**RECORDS FOR PROCESSING:**
——

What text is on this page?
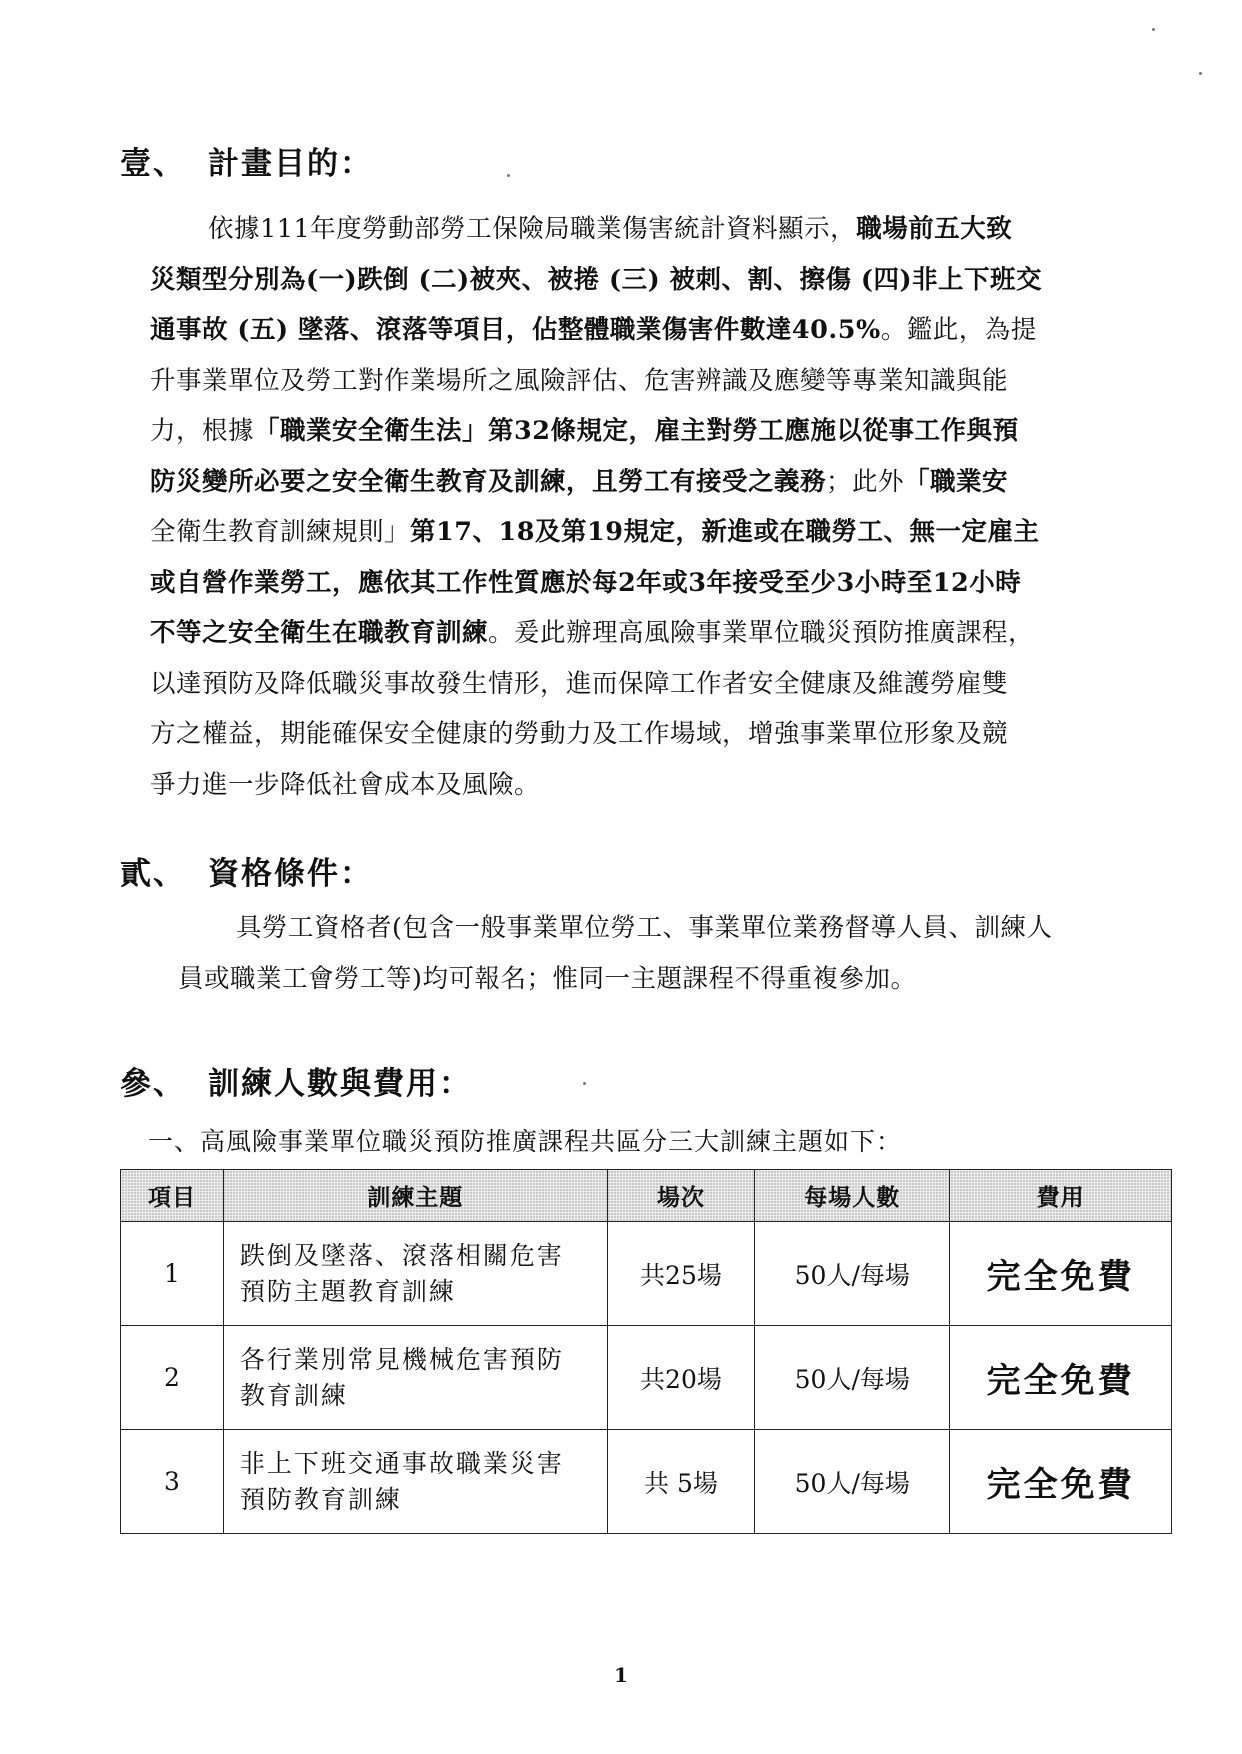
壹、 計畫目的：
依據111年度勞動部勞工保險局職業傷害統計資料顯示，職場前五大致
災類型分別為(一)跌倒 (二)被夾、被捲 (三) 被刺、割、擦傷 (四)非上下班交
通事故 (五) 墜落、滾落等項目，佔整體職業傷害件數達40.5%。鑑此，為提
升事業單位及勞工對作業場所之風險評估、危害辨識及應變等專業知識與能
力，根據「職業安全衛生法」第32條規定，雇主對勞工應施以從事工作與預
防災變所必要之安全衛生教育及訓練，且勞工有接受之義務；此外「職業安
全衛生教育訓練規則」第17、18及第19規定，新進或在職勞工、無一定雇主
或自營作業勞工，應依其工作性質應於每2年或3年接受至少3小時至12小時
不等之安全衛生在職教育訓練。爰此辦理高風險事業單位職災預防推廣課程，
以達預防及降低職災事故發生情形，進而保障工作者安全健康及維護勞雇雙
方之權益，期能確保安全健康的勞動力及工作場域，增強事業單位形象及競
爭力進一步降低社會成本及風險。
貳、 資格條件：
具勞工資格者(包含一般事業單位勞工、事業單位業務督導人員、訓練人
員或職業工會勞工等)均可報名；惟同一主題課程不得重複參加。
參、 訓練人數與費用：
一、高風險事業單位職災預防推廣課程共區分三大訓練主題如下：
項目	訓練主題	場次	每場人數	費用
1	跌倒及墜落、滾落相關危害
預防主題教育訓練	共25場	50人/每場	完全免費
2	各行業別常見機械危害預防
教育訓練	共20場	50人/每場	完全免費
3	非上下班交通事故職業災害
預防教育訓練	共 5場	50人/每場	完全免費
1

——

In the entries above, find each line with the word "完全免費" and copy it.

預防主題教育訓練	共25場	50人/每場	完全免費
教育訓練	共20場	50人/每場	完全免費
預防教育訓練	共 5場	50人/每場	完全免費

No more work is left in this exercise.